Required work:
Search the material for the word "delivery" and copy each line that holds it.

Input:
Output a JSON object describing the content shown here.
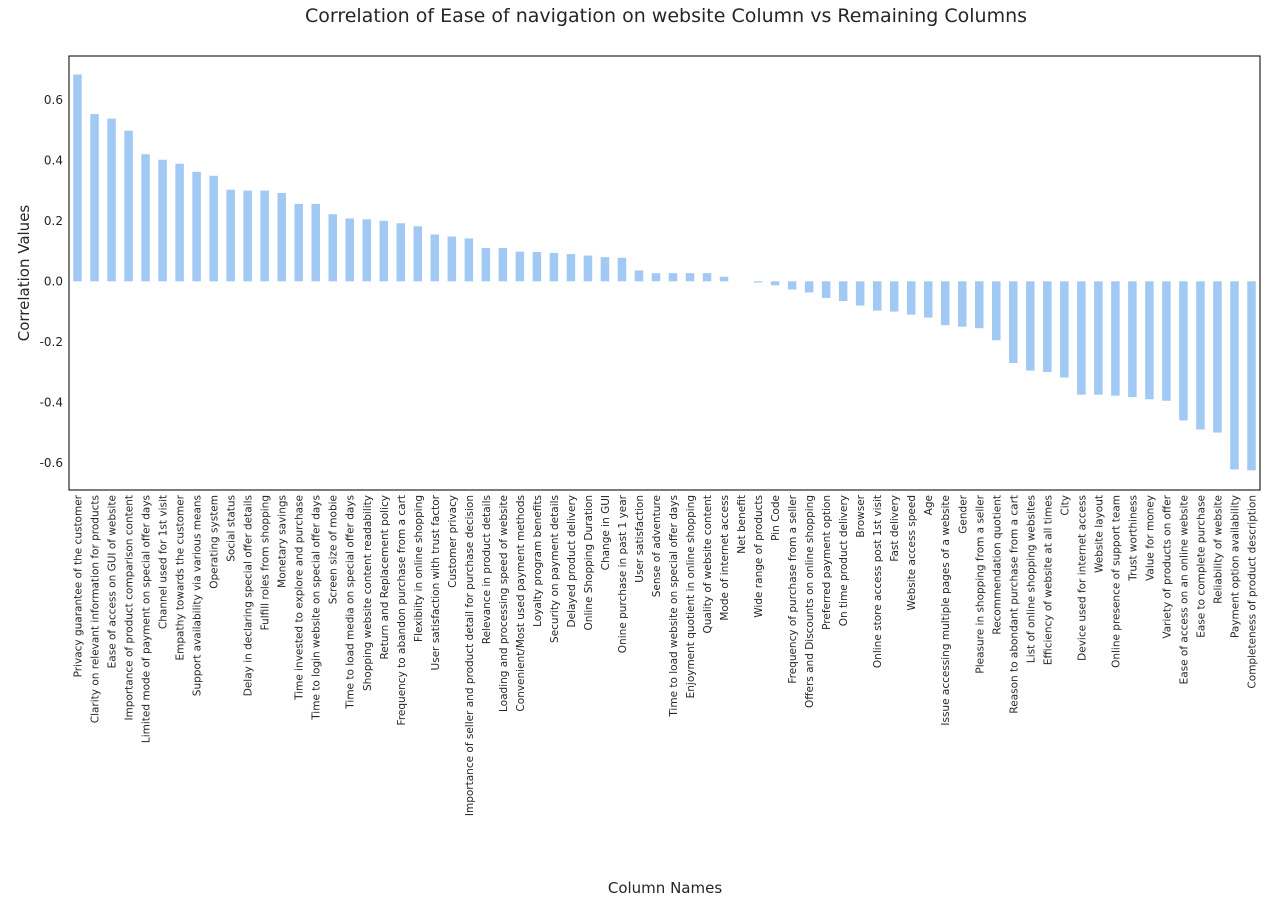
{
  "chart_data": {
    "type": "bar",
    "title": "Correlation of Ease of navigation on website Column vs Remaining Columns",
    "xlabel": "Column Names",
    "ylabel": "Correlation Values",
    "ylim": [
      -0.69,
      0.745
    ],
    "yticks": [
      -0.6,
      -0.4,
      -0.2,
      0.0,
      0.2,
      0.4,
      0.6
    ],
    "ytick_labels": [
      "-0.6",
      "-0.4",
      "-0.2",
      "0.0",
      "0.2",
      "0.4",
      "0.6"
    ],
    "grid": false,
    "bar_color": "#a1c9f4",
    "categories": [
      "Privacy guarantee of the customer",
      "Clarity on relevant information for products",
      "Ease of access on GUI of website",
      "Importance of product comparison content",
      "Limited mode of payment on special offer days",
      "Channel used for 1st visit",
      "Empathy towards the customer",
      "Support availability via various means",
      "Operating system",
      "Social status",
      "Delay in declaring special offer details",
      "Fulfill roles from shopping",
      "Monetary savings",
      "Time invested to explore and purchase",
      "Time to login website on special offer days",
      "Screen size of mobie",
      "Time to load media on special offer days",
      "Shopping website content readability",
      "Return and Replacement policy",
      "Frequency to abandon purchase from a cart",
      "Flexibiity in online shopping",
      "User satisfaction with trust factor",
      "Customer privacy",
      "Importance of seller and product detail for purchase decision",
      "Relevance in product details",
      "Loading and processing speed of website",
      "Convenient/Most used payment methods",
      "Loyalty program benefits",
      "Security on payment details",
      "Delayed product delivery",
      "Online Shopping Duration",
      "Change in GUI",
      "Onine purchase in past 1 year",
      "User satisfaction",
      "Sense of adventure",
      "Time to load website on special offer days",
      "Enjoyment quotient in online shopping",
      "Quality of website content",
      "Mode of internet access",
      "Net benefit",
      "Wide range of products",
      "Pin Code",
      "Frequency of purchase from a seller",
      "Offers and Discounts on online shopping",
      "Preferred payment option",
      "On time product delivery",
      "Browser",
      "Online store access post 1st visit",
      "Fast delivery",
      "Website access speed",
      "Age",
      "Issue accessing multiple pages of a website",
      "Gender",
      "Pleasure in shopping from a seller",
      "Recommendation quotient",
      "Reason to abondant purchase from a cart",
      "List of online shopping websites",
      "Efficiency of website at all times",
      "City",
      "Device used for internet access",
      "Website layout",
      "Online presence of support team",
      "Trust worthiness",
      "Value for money",
      "Variety of products on offer",
      "Ease of access on an online website",
      "Ease to complete purchase",
      "Reliability of website",
      "Payment option availability",
      "Completeness of product description"
    ],
    "values": [
      0.684,
      0.553,
      0.538,
      0.498,
      0.42,
      0.402,
      0.389,
      0.362,
      0.349,
      0.303,
      0.3,
      0.3,
      0.292,
      0.256,
      0.256,
      0.222,
      0.208,
      0.205,
      0.2,
      0.192,
      0.182,
      0.155,
      0.148,
      0.142,
      0.11,
      0.11,
      0.098,
      0.097,
      0.094,
      0.09,
      0.085,
      0.08,
      0.078,
      0.036,
      0.027,
      0.027,
      0.027,
      0.027,
      0.015,
      0.0,
      -0.004,
      -0.013,
      -0.027,
      -0.037,
      -0.055,
      -0.065,
      -0.08,
      -0.097,
      -0.1,
      -0.11,
      -0.12,
      -0.145,
      -0.15,
      -0.155,
      -0.195,
      -0.27,
      -0.295,
      -0.3,
      -0.318,
      -0.375,
      -0.375,
      -0.378,
      -0.383,
      -0.39,
      -0.395,
      -0.46,
      -0.49,
      -0.5,
      -0.622,
      -0.625
    ]
  }
}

Completed exercise:
      "Delayed product delivery",
      "On time product delivery",
      "Fast delivery",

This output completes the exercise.